═══ Records for this task ═══

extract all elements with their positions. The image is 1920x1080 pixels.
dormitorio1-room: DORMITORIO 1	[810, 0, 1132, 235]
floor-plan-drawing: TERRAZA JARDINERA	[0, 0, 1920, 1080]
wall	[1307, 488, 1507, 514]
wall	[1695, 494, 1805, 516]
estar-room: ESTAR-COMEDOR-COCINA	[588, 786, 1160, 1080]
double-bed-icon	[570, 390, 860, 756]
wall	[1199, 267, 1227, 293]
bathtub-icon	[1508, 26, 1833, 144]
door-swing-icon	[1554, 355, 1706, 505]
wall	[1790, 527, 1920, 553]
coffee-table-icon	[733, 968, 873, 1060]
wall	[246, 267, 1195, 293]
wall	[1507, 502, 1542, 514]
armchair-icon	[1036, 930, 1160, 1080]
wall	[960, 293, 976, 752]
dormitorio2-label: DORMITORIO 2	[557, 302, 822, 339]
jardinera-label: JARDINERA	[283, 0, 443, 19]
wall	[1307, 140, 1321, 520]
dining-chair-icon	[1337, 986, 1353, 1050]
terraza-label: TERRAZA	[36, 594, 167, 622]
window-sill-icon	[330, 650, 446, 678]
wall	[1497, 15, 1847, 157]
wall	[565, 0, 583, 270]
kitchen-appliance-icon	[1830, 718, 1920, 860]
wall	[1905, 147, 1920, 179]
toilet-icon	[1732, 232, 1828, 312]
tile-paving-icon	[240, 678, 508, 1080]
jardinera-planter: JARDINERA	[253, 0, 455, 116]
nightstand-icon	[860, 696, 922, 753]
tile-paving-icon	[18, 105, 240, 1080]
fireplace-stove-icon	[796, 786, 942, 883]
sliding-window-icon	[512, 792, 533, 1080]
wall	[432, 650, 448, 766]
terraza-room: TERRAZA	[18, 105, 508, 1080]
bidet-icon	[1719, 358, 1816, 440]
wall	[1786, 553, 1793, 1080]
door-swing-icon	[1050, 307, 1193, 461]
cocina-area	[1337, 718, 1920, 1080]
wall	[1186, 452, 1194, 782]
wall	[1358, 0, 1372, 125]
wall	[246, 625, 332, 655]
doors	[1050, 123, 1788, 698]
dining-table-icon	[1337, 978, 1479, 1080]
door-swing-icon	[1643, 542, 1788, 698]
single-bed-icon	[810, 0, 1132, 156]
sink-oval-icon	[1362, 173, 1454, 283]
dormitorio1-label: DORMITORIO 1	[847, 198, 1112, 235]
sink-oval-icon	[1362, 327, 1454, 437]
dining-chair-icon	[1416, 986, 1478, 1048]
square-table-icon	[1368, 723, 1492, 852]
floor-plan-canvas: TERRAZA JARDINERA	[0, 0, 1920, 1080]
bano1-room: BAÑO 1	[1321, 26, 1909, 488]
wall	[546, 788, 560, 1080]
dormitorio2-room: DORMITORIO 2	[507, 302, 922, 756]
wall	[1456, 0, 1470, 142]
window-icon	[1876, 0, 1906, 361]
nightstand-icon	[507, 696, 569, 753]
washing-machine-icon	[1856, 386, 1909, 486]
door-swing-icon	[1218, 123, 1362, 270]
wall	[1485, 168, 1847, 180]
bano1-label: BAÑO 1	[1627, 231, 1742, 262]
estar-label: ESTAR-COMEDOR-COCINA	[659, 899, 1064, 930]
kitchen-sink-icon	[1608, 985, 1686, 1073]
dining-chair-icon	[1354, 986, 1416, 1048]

═══

Copy out every line of the data above word for word.

Expected answer:
extract all elements with their positions. The image is 1920x1080 pixels.
dormitorio1-room: DORMITORIO 1	[810, 0, 1132, 235]
floor-plan-drawing: TERRAZA JARDINERA	[0, 0, 1920, 1080]
wall	[1307, 488, 1507, 514]
wall	[1695, 494, 1805, 516]
estar-room: ESTAR-COMEDOR-COCINA	[588, 786, 1160, 1080]
double-bed-icon	[570, 390, 860, 756]
wall	[1199, 267, 1227, 293]
bathtub-icon	[1508, 26, 1833, 144]
door-swing-icon	[1554, 355, 1706, 505]
wall	[1790, 527, 1920, 553]
coffee-table-icon	[733, 968, 873, 1060]
wall	[246, 267, 1195, 293]
wall	[1507, 502, 1542, 514]
armchair-icon	[1036, 930, 1160, 1080]
wall	[960, 293, 976, 752]
dormitorio2-label: DORMITORIO 2	[557, 302, 822, 339]
jardinera-label: JARDINERA	[283, 0, 443, 19]
wall	[1307, 140, 1321, 520]
dining-chair-icon	[1337, 986, 1353, 1050]
terraza-label: TERRAZA	[36, 594, 167, 622]
window-sill-icon	[330, 650, 446, 678]
wall	[1497, 15, 1847, 157]
wall	[565, 0, 583, 270]
kitchen-appliance-icon	[1830, 718, 1920, 860]
wall	[1905, 147, 1920, 179]
toilet-icon	[1732, 232, 1828, 312]
tile-paving-icon	[240, 678, 508, 1080]
jardinera-planter: JARDINERA	[253, 0, 455, 116]
nightstand-icon	[860, 696, 922, 753]
tile-paving-icon	[18, 105, 240, 1080]
fireplace-stove-icon	[796, 786, 942, 883]
sliding-window-icon	[512, 792, 533, 1080]
wall	[432, 650, 448, 766]
terraza-room: TERRAZA	[18, 105, 508, 1080]
bidet-icon	[1719, 358, 1816, 440]
wall	[1786, 553, 1793, 1080]
door-swing-icon	[1050, 307, 1193, 461]
cocina-area	[1337, 718, 1920, 1080]
wall	[1186, 452, 1194, 782]
wall	[1358, 0, 1372, 125]
wall	[246, 625, 332, 655]
doors	[1050, 123, 1788, 698]
dining-table-icon	[1337, 978, 1479, 1080]
door-swing-icon	[1643, 542, 1788, 698]
single-bed-icon	[810, 0, 1132, 156]
sink-oval-icon	[1362, 173, 1454, 283]
dormitorio1-label: DORMITORIO 1	[847, 198, 1112, 235]
sink-oval-icon	[1362, 327, 1454, 437]
dining-chair-icon	[1416, 986, 1478, 1048]
square-table-icon	[1368, 723, 1492, 852]
floor-plan-canvas: TERRAZA JARDINERA	[0, 0, 1920, 1080]
bano1-room: BAÑO 1	[1321, 26, 1909, 488]
wall	[546, 788, 560, 1080]
dormitorio2-room: DORMITORIO 2	[507, 302, 922, 756]
wall	[1456, 0, 1470, 142]
window-icon	[1876, 0, 1906, 361]
nightstand-icon	[507, 696, 569, 753]
washing-machine-icon	[1856, 386, 1909, 486]
door-swing-icon	[1218, 123, 1362, 270]
wall	[1485, 168, 1847, 180]
bano1-label: BAÑO 1	[1627, 231, 1742, 262]
estar-label: ESTAR-COMEDOR-COCINA	[659, 899, 1064, 930]
kitchen-sink-icon	[1608, 985, 1686, 1073]
dining-chair-icon	[1354, 986, 1416, 1048]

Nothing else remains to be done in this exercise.